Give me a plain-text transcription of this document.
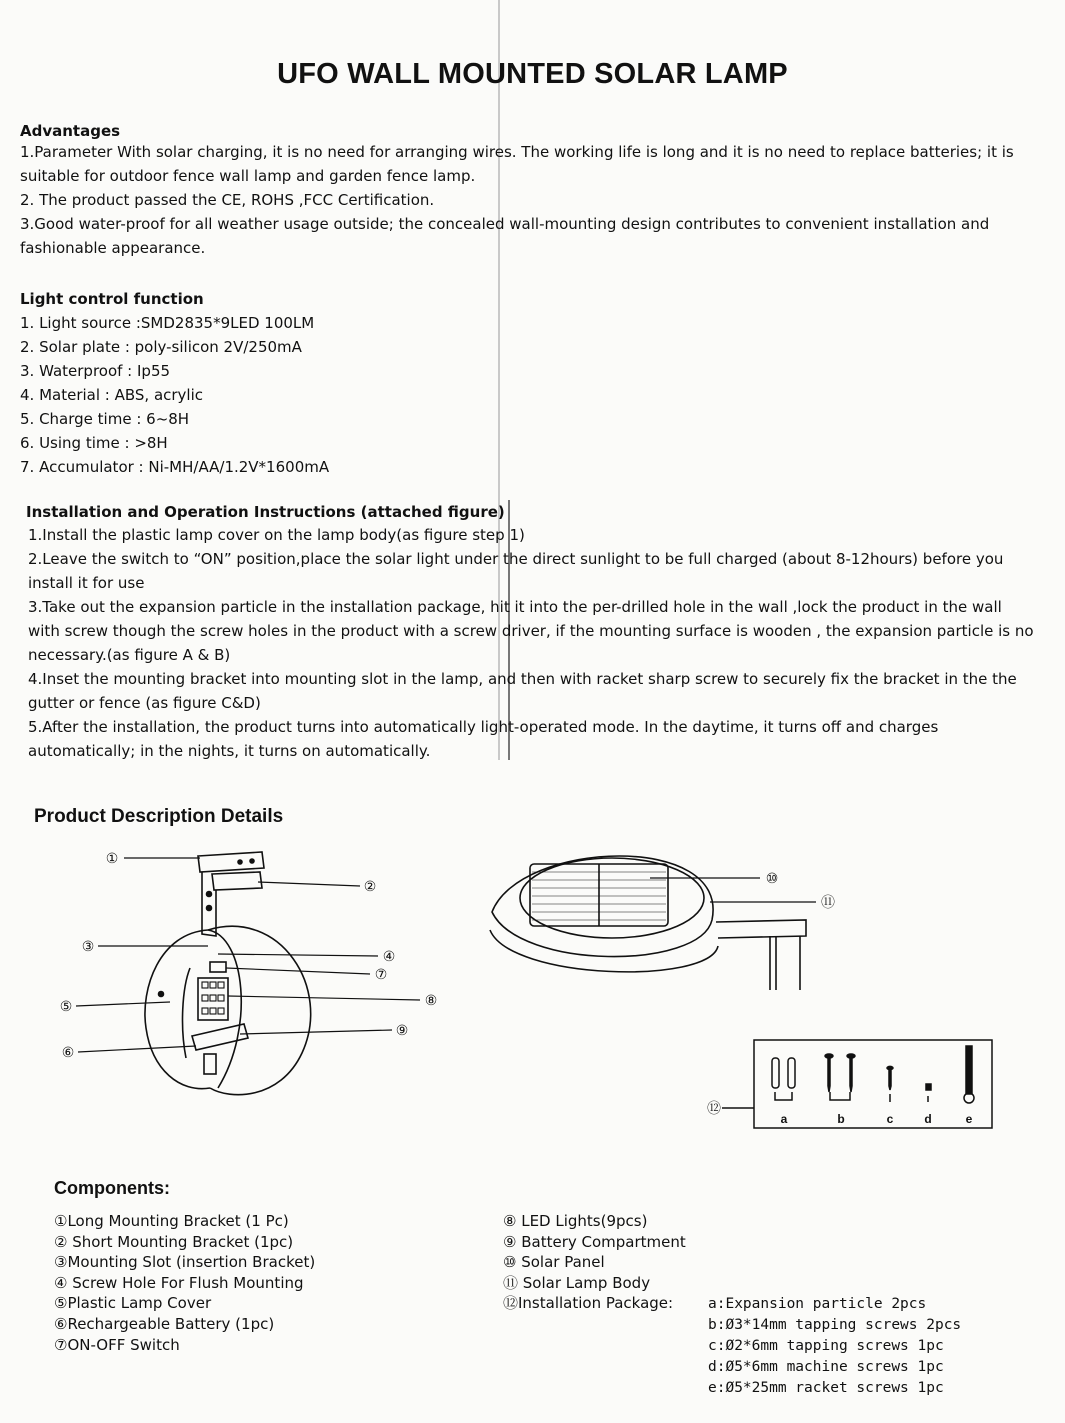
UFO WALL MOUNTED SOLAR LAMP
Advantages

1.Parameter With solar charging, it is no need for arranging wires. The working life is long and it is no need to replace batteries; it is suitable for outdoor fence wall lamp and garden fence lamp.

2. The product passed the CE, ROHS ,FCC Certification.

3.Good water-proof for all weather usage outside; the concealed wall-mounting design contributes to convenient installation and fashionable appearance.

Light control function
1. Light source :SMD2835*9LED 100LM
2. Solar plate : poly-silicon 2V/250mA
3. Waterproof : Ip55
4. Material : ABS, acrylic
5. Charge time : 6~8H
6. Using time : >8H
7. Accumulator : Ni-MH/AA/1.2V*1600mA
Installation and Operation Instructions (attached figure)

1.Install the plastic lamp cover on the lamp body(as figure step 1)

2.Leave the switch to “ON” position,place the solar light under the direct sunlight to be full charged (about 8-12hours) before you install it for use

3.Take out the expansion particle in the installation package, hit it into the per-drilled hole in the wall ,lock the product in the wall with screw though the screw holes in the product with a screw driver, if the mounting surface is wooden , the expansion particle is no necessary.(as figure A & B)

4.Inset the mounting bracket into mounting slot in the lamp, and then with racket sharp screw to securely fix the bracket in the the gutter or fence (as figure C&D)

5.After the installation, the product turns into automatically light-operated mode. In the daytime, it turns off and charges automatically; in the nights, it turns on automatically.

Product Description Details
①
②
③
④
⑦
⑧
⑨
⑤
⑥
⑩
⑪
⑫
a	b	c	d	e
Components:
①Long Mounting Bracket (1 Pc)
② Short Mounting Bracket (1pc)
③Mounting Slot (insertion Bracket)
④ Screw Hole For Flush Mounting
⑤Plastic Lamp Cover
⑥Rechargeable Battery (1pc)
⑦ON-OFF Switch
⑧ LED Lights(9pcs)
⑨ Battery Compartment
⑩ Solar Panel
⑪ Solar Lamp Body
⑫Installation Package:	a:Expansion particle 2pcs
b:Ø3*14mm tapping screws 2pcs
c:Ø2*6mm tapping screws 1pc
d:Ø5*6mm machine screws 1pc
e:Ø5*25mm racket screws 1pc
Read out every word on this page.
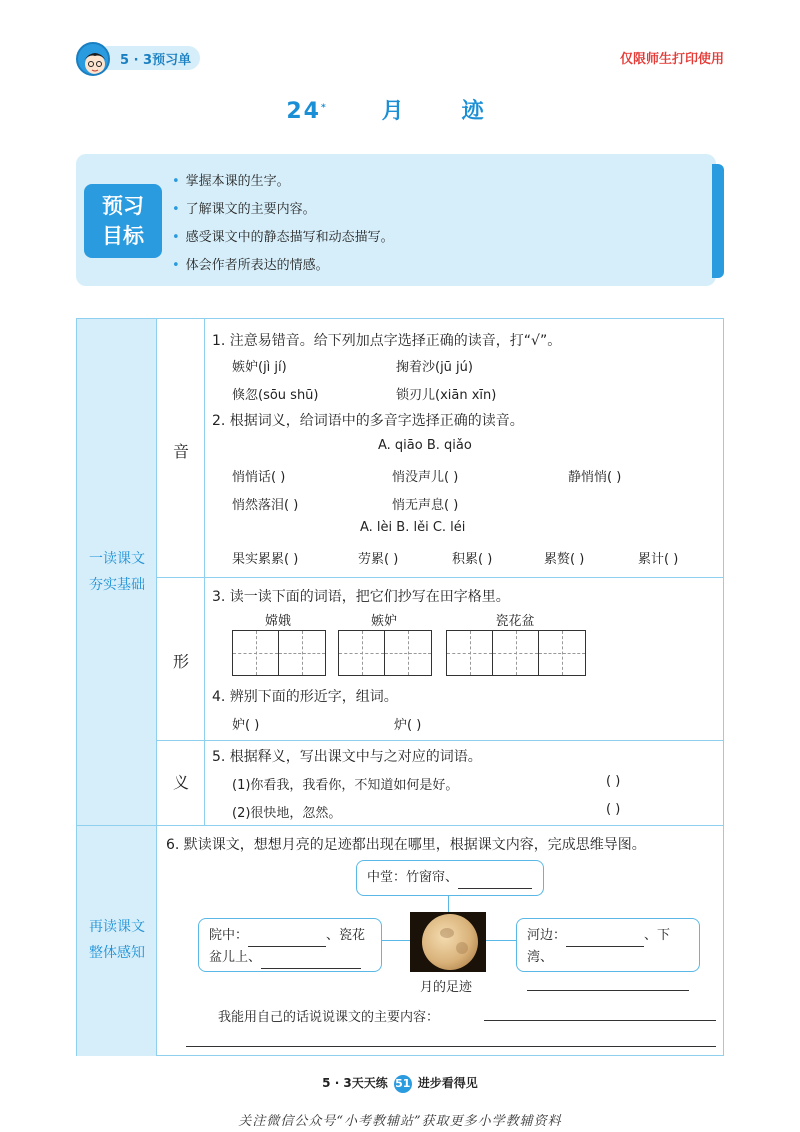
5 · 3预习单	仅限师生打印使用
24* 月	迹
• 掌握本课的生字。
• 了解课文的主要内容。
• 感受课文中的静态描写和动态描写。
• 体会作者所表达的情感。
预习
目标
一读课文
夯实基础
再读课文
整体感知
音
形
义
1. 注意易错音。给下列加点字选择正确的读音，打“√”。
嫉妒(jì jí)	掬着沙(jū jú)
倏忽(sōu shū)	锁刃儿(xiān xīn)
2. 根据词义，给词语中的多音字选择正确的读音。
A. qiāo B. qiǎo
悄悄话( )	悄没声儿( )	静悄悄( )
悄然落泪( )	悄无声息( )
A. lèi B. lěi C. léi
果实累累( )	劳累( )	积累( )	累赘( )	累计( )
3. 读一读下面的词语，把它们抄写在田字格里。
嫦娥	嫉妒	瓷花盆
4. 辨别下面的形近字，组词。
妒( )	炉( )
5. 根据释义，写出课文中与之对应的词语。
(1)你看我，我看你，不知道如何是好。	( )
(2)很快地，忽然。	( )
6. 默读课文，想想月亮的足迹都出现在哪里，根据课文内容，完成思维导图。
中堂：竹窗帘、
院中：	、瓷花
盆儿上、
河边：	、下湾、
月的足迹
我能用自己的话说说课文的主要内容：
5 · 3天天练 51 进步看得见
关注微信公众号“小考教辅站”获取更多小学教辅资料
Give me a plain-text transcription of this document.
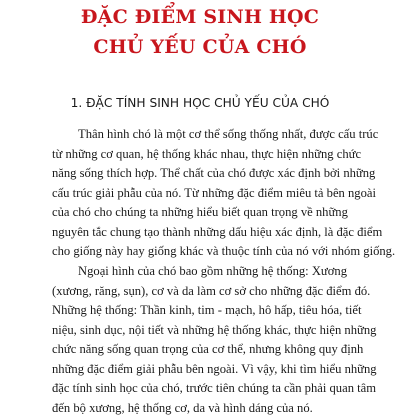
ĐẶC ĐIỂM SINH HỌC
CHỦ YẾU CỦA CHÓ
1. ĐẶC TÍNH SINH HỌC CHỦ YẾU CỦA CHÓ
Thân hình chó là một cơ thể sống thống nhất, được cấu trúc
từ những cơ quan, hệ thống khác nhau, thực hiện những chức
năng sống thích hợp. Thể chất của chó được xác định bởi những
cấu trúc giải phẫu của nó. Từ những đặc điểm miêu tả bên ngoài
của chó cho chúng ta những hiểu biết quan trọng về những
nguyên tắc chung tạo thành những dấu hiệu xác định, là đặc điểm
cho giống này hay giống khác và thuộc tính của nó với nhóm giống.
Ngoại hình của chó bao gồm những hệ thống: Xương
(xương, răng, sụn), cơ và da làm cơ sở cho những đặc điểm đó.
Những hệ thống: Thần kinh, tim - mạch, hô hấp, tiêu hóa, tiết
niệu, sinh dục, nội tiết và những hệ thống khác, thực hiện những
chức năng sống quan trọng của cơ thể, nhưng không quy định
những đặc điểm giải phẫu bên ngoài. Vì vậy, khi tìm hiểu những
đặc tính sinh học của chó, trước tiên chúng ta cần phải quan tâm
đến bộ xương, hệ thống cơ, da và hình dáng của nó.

___

» **Problem statement**
Copy all lines from the data that hold the word "hiểu".

» **Result below**
của chó cho chúng ta những hiểu biết quan trọng về những
những đặc điểm giải phẫu bên ngoài. Vì vậy, khi tìm hiểu những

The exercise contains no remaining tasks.